#### Exercise
Write out all of the data without omission, exactly as shown.

#### Extracted records

+++

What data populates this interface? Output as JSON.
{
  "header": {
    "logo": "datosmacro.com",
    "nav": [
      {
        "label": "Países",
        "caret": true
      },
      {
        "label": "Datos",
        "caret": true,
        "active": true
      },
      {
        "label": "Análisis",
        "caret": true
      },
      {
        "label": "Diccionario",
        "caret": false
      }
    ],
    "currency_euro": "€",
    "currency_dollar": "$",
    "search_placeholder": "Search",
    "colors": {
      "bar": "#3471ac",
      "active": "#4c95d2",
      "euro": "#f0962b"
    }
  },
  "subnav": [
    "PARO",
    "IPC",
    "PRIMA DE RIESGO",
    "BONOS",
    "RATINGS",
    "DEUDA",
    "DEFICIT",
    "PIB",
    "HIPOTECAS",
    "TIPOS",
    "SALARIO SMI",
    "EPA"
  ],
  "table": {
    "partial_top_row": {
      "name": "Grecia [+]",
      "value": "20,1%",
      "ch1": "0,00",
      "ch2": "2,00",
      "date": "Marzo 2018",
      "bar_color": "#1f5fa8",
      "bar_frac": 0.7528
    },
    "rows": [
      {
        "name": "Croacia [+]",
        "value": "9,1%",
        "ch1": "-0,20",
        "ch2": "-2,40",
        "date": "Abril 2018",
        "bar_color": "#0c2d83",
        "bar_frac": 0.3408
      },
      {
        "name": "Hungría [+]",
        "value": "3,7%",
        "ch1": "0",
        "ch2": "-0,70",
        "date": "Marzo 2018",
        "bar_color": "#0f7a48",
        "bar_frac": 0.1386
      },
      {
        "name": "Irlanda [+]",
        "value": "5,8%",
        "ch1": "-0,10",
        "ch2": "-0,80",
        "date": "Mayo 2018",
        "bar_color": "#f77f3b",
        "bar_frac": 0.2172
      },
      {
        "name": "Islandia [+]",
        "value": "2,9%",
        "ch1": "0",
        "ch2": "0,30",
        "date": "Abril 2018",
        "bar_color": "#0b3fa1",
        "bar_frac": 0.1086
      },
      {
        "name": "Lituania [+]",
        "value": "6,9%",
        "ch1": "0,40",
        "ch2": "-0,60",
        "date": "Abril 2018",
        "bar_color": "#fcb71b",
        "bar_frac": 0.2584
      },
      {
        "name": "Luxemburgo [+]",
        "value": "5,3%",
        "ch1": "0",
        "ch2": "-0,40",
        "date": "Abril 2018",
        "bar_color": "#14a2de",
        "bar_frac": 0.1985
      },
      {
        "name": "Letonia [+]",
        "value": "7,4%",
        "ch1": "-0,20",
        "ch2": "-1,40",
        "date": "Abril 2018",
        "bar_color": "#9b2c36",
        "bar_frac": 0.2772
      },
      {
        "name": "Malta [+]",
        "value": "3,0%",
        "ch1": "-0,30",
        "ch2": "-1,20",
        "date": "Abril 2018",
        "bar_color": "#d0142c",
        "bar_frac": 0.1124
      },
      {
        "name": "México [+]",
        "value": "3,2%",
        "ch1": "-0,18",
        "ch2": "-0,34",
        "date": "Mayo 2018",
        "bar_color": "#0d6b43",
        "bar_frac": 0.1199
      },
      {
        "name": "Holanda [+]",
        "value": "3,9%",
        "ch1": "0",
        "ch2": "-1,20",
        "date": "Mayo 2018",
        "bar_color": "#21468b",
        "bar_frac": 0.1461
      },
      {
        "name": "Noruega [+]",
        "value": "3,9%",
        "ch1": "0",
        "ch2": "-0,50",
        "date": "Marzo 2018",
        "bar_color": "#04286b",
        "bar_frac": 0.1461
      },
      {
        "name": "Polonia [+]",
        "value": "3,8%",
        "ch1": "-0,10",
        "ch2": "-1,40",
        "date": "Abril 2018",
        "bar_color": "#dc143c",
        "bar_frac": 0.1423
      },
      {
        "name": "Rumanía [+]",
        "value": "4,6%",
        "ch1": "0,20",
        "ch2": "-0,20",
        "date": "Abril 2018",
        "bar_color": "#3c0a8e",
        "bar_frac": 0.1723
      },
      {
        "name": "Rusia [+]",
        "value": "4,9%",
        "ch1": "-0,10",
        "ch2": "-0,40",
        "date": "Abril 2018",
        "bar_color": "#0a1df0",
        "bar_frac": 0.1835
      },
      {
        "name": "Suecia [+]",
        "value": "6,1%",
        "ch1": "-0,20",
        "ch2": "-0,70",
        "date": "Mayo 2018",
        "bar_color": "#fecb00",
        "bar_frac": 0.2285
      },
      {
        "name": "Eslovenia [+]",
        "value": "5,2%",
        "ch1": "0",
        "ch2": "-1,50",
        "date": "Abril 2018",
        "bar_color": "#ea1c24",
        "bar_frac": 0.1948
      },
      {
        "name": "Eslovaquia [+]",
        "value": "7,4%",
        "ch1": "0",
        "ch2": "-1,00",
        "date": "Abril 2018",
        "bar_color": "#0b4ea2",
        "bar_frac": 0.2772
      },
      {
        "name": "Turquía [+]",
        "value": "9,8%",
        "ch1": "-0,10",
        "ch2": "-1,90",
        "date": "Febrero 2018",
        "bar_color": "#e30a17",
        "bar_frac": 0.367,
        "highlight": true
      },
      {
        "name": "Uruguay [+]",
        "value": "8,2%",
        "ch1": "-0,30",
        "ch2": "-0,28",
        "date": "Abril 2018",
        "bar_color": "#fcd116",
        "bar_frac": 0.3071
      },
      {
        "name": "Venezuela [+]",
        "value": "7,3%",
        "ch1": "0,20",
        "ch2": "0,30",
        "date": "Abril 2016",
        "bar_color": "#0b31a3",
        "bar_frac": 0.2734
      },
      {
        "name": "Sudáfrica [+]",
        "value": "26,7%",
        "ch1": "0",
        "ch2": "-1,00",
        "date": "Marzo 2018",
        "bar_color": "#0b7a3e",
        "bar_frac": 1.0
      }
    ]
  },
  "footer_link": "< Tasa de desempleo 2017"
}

+++

#### Written answer
What data populates this interface? Output as JSON.
{
  "header": {
    "logo": "datosmacro.com",
    "nav": [
      {
        "label": "Países",
        "caret": true
      },
      {
        "label": "Datos",
        "caret": true,
        "active": true
      },
      {
        "label": "Análisis",
        "caret": true
      },
      {
        "label": "Diccionario",
        "caret": false
      }
    ],
    "currency_euro": "€",
    "currency_dollar": "$",
    "search_placeholder": "Search",
    "colors": {
      "bar": "#3471ac",
      "active": "#4c95d2",
      "euro": "#f0962b"
    }
  },
  "subnav": [
    "PARO",
    "IPC",
    "PRIMA DE RIESGO",
    "BONOS",
    "RATINGS",
    "DEUDA",
    "DEFICIT",
    "PIB",
    "HIPOTECAS",
    "TIPOS",
    "SALARIO SMI",
    "EPA"
  ],
  "table": {
    "partial_top_row": {
      "name": "Grecia [+]",
      "value": "20,1%",
      "ch1": "0,00",
      "ch2": "2,00",
      "date": "Marzo 2018",
      "bar_color": "#1f5fa8",
      "bar_frac": 0.7528
    },
    "rows": [
      {
        "name": "Croacia [+]",
        "value": "9,1%",
        "ch1": "-0,20",
        "ch2": "-2,40",
        "date": "Abril 2018",
        "bar_color": "#0c2d83",
        "bar_frac": 0.3408
      },
      {
        "name": "Hungría [+]",
        "value": "3,7%",
        "ch1": "0",
        "ch2": "-0,70",
        "date": "Marzo 2018",
        "bar_color": "#0f7a48",
        "bar_frac": 0.1386
      },
      {
        "name": "Irlanda [+]",
        "value": "5,8%",
        "ch1": "-0,10",
        "ch2": "-0,80",
        "date": "Mayo 2018",
        "bar_color": "#f77f3b",
        "bar_frac": 0.2172
      },
      {
        "name": "Islandia [+]",
        "value": "2,9%",
        "ch1": "0",
        "ch2": "0,30",
        "date": "Abril 2018",
        "bar_color": "#0b3fa1",
        "bar_frac": 0.1086
      },
      {
        "name": "Lituania [+]",
        "value": "6,9%",
        "ch1": "0,40",
        "ch2": "-0,60",
        "date": "Abril 2018",
        "bar_color": "#fcb71b",
        "bar_frac": 0.2584
      },
      {
        "name": "Luxemburgo [+]",
        "value": "5,3%",
        "ch1": "0",
        "ch2": "-0,40",
        "date": "Abril 2018",
        "bar_color": "#14a2de",
        "bar_frac": 0.1985
      },
      {
        "name": "Letonia [+]",
        "value": "7,4%",
        "ch1": "-0,20",
        "ch2": "-1,40",
        "date": "Abril 2018",
        "bar_color": "#9b2c36",
        "bar_frac": 0.2772
      },
      {
        "name": "Malta [+]",
        "value": "3,0%",
        "ch1": "-0,30",
        "ch2": "-1,20",
        "date": "Abril 2018",
        "bar_color": "#d0142c",
        "bar_frac": 0.1124
      },
      {
        "name": "México [+]",
        "value": "3,2%",
        "ch1": "-0,18",
        "ch2": "-0,34",
        "date": "Mayo 2018",
        "bar_color": "#0d6b43",
        "bar_frac": 0.1199
      },
      {
        "name": "Holanda [+]",
        "value": "3,9%",
        "ch1": "0",
        "ch2": "-1,20",
        "date": "Mayo 2018",
        "bar_color": "#21468b",
        "bar_frac": 0.1461
      },
      {
        "name": "Noruega [+]",
        "value": "3,9%",
        "ch1": "0",
        "ch2": "-0,50",
        "date": "Marzo 2018",
        "bar_color": "#04286b",
        "bar_frac": 0.1461
      },
      {
        "name": "Polonia [+]",
        "value": "3,8%",
        "ch1": "-0,10",
        "ch2": "-1,40",
        "date": "Abril 2018",
        "bar_color": "#dc143c",
        "bar_frac": 0.1423
      },
      {
        "name": "Rumanía [+]",
        "value": "4,6%",
        "ch1": "0,20",
        "ch2": "-0,20",
        "date": "Abril 2018",
        "bar_color": "#3c0a8e",
        "bar_frac": 0.1723
      },
      {
        "name": "Rusia [+]",
        "value": "4,9%",
        "ch1": "-0,10",
        "ch2": "-0,40",
        "date": "Abril 2018",
        "bar_color": "#0a1df0",
        "bar_frac": 0.1835
      },
      {
        "name": "Suecia [+]",
        "value": "6,1%",
        "ch1": "-0,20",
        "ch2": "-0,70",
        "date": "Mayo 2018",
        "bar_color": "#fecb00",
        "bar_frac": 0.2285
      },
      {
        "name": "Eslovenia [+]",
        "value": "5,2%",
        "ch1": "0",
        "ch2": "-1,50",
        "date": "Abril 2018",
        "bar_color": "#ea1c24",
        "bar_frac": 0.1948
      },
      {
        "name": "Eslovaquia [+]",
        "value": "7,4%",
        "ch1": "0",
        "ch2": "-1,00",
        "date": "Abril 2018",
        "bar_color": "#0b4ea2",
        "bar_frac": 0.2772
      },
      {
        "name": "Turquía [+]",
        "value": "9,8%",
        "ch1": "-0,10",
        "ch2": "-1,90",
        "date": "Febrero 2018",
        "bar_color": "#e30a17",
        "bar_frac": 0.367,
        "highlight": true
      },
      {
        "name": "Uruguay [+]",
        "value": "8,2%",
        "ch1": "-0,30",
        "ch2": "-0,28",
        "date": "Abril 2018",
        "bar_color": "#fcd116",
        "bar_frac": 0.3071
      },
      {
        "name": "Venezuela [+]",
        "value": "7,3%",
        "ch1": "0,20",
        "ch2": "0,30",
        "date": "Abril 2016",
        "bar_color": "#0b31a3",
        "bar_frac": 0.2734
      },
      {
        "name": "Sudáfrica [+]",
        "value": "26,7%",
        "ch1": "0",
        "ch2": "-1,00",
        "date": "Marzo 2018",
        "bar_color": "#0b7a3e",
        "bar_frac": 1.0
      }
    ]
  },
  "footer_link": "< Tasa de desempleo 2017"
}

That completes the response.